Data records
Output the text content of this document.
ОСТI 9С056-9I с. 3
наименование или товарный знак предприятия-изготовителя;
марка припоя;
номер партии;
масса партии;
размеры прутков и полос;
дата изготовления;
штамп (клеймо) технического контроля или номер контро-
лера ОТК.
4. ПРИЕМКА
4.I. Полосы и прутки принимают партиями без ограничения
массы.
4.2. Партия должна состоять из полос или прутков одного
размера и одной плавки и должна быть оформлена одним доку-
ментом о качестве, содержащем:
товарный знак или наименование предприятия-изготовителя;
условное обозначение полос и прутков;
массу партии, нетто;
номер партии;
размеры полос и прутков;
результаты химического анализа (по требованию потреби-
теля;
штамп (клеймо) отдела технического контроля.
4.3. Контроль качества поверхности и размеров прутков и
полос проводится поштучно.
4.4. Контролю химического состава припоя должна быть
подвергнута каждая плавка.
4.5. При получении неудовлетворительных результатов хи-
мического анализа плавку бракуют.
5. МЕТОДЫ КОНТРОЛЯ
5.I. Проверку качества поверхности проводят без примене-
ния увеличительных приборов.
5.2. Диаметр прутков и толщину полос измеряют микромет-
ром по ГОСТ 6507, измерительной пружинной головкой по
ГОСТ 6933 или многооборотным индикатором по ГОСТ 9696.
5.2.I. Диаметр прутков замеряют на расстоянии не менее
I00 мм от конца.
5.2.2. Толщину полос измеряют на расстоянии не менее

## PROBLEM TO WORK ON
From the listing above, extract all records word for word.

## WRITTEN RESPONSE
Output the text content of this document.
ОСТI 9С056-9I с. 3
наименование или товарный знак предприятия-изготовителя;
марка припоя;
номер партии;
масса партии;
размеры прутков и полос;
дата изготовления;
штамп (клеймо) технического контроля или номер контро-
лера ОТК.
4. ПРИЕМКА
4.I. Полосы и прутки принимают партиями без ограничения
массы.
4.2. Партия должна состоять из полос или прутков одного
размера и одной плавки и должна быть оформлена одним доку-
ментом о качестве, содержащем:
товарный знак или наименование предприятия-изготовителя;
условное обозначение полос и прутков;
массу партии, нетто;
номер партии;
размеры полос и прутков;
результаты химического анализа (по требованию потреби-
теля;
штамп (клеймо) отдела технического контроля.
4.3. Контроль качества поверхности и размеров прутков и
полос проводится поштучно.
4.4. Контролю химического состава припоя должна быть
подвергнута каждая плавка.
4.5. При получении неудовлетворительных результатов хи-
мического анализа плавку бракуют.
5. МЕТОДЫ КОНТРОЛЯ
5.I. Проверку качества поверхности проводят без примене-
ния увеличительных приборов.
5.2. Диаметр прутков и толщину полос измеряют микромет-
ром по ГОСТ 6507, измерительной пружинной головкой по
ГОСТ 6933 или многооборотным индикатором по ГОСТ 9696.
5.2.I. Диаметр прутков замеряют на расстоянии не менее
I00 мм от конца.
5.2.2. Толщину полос измеряют на расстоянии не менее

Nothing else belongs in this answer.